WHAT TO WORK ON: Select all lines with the string "Predicted" in them, and copy those lines.

INPUT MATERIAL:
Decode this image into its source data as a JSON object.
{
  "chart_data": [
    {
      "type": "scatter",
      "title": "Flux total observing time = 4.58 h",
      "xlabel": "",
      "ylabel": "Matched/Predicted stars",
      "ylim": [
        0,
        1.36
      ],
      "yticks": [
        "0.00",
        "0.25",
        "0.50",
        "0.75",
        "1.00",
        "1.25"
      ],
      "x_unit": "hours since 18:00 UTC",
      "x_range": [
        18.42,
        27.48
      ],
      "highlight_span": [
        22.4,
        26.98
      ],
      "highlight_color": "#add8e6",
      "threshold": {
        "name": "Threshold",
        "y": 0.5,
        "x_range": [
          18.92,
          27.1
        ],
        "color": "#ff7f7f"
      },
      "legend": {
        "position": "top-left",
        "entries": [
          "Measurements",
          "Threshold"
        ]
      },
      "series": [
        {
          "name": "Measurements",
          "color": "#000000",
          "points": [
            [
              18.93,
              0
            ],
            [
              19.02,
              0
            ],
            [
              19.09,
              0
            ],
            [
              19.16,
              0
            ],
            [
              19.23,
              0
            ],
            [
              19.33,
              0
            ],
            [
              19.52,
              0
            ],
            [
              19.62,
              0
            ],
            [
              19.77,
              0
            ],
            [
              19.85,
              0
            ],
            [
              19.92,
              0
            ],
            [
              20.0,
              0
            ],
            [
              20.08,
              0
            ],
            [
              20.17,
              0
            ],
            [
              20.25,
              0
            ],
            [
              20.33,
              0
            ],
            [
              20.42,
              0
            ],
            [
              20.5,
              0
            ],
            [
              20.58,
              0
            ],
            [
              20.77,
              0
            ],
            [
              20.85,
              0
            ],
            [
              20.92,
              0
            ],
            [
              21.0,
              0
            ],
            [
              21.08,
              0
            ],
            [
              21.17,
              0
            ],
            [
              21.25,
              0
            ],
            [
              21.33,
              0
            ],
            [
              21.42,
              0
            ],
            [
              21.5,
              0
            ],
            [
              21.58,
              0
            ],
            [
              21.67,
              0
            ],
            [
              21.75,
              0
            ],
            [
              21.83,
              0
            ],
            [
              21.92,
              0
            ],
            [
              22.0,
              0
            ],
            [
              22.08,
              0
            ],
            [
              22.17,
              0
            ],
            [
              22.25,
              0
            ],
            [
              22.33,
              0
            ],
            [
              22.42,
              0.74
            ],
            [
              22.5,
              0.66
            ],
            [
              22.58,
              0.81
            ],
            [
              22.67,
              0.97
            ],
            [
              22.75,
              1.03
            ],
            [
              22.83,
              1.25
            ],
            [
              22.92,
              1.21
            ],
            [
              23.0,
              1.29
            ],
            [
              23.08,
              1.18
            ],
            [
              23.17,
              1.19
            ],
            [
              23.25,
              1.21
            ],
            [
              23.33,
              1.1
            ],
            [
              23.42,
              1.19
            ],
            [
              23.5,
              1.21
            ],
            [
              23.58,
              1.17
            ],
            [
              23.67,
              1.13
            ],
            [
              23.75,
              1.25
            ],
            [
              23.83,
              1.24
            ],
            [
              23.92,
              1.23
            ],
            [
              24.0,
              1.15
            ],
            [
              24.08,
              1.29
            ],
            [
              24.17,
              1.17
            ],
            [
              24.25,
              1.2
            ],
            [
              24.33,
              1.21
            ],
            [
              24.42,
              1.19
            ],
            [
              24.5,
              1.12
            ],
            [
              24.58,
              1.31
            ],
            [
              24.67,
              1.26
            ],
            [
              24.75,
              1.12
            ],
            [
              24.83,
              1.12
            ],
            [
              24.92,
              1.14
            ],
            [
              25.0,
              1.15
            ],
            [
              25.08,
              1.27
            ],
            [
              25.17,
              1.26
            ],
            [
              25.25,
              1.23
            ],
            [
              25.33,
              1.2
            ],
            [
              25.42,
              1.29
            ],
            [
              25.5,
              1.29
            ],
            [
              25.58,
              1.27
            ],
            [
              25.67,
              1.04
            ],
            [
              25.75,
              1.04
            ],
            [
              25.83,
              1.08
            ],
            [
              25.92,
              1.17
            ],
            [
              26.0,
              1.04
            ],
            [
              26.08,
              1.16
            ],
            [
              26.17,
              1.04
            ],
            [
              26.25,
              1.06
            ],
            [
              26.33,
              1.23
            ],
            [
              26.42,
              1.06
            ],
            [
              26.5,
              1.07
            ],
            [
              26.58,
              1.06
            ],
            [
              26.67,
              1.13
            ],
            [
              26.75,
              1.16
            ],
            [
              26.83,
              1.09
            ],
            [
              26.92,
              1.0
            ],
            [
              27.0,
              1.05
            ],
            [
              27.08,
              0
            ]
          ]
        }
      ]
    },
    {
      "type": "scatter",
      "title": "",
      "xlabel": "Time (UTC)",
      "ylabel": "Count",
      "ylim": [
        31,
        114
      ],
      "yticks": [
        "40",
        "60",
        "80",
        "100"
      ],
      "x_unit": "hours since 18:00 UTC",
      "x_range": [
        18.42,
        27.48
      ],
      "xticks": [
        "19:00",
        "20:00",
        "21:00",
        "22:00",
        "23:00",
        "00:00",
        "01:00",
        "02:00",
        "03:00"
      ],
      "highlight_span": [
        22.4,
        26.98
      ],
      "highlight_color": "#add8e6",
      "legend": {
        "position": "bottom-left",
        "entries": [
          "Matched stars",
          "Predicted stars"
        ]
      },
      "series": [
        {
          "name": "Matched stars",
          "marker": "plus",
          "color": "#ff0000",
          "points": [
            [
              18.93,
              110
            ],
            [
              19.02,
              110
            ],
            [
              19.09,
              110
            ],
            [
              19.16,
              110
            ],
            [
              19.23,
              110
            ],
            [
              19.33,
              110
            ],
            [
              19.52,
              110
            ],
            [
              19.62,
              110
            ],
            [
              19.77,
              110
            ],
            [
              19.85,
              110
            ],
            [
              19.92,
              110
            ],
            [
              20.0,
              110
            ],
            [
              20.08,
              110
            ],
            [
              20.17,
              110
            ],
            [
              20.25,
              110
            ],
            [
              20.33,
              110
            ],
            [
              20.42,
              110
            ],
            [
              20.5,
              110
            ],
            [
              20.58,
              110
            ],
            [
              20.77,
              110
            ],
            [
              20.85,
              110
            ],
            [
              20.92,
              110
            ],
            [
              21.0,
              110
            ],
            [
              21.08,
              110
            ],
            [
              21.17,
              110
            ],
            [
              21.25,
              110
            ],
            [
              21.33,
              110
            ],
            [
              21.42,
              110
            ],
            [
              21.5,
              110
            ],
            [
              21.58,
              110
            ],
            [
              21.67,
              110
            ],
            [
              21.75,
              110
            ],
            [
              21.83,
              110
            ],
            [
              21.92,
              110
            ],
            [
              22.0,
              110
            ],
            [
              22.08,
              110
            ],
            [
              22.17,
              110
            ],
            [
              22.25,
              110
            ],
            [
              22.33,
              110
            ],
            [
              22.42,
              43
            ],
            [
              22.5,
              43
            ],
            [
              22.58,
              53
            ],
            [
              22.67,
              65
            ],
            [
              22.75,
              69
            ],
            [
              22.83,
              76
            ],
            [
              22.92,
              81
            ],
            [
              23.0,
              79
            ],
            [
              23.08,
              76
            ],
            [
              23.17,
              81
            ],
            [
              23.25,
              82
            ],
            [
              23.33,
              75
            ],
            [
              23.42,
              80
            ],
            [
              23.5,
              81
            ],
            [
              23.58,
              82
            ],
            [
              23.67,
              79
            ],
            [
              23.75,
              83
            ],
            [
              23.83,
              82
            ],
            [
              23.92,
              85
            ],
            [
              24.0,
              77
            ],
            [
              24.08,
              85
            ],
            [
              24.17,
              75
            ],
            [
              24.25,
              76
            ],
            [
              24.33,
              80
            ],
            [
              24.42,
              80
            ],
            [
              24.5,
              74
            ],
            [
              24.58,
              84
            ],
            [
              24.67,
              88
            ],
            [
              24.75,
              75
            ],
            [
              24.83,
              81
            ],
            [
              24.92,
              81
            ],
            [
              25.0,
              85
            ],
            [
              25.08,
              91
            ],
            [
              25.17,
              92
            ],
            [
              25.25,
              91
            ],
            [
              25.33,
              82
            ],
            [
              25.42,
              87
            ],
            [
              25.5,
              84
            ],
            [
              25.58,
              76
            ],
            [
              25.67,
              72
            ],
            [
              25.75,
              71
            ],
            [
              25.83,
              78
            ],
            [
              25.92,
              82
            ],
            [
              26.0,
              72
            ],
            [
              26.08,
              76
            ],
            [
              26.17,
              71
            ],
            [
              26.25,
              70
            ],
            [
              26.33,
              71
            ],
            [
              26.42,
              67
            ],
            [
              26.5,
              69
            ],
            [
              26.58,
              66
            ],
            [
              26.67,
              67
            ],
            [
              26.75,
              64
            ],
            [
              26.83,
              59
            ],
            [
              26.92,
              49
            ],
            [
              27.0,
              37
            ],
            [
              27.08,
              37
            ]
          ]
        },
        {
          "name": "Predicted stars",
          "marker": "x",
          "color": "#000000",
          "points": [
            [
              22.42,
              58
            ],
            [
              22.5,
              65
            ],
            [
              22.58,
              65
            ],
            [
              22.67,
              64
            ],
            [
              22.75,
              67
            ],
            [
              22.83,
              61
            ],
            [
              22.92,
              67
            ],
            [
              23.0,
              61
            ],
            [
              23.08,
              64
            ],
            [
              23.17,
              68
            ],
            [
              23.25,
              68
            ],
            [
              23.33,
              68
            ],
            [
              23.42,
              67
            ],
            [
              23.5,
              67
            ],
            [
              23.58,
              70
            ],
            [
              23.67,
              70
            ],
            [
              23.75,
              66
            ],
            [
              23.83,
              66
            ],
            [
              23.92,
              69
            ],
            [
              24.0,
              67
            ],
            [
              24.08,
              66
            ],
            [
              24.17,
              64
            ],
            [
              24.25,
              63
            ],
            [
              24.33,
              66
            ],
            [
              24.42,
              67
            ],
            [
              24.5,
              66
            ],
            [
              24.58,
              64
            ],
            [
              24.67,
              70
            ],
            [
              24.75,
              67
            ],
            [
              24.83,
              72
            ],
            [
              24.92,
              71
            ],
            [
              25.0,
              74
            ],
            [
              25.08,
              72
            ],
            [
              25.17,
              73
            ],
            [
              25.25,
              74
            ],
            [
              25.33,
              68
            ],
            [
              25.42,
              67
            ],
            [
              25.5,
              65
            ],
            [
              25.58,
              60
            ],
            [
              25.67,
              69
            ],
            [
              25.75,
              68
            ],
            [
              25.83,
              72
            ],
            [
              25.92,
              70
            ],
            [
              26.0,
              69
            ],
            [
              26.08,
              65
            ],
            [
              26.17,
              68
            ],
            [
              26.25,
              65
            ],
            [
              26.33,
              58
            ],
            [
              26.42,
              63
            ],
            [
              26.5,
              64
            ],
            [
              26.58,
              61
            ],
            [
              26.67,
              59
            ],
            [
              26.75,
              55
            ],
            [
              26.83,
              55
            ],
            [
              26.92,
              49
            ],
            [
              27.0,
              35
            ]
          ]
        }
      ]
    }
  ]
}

SOLUTION TO THE EXERCISE:
      "ylabel": "Matched/Predicted stars",
          "Predicted stars"
          "name": "Predicted stars",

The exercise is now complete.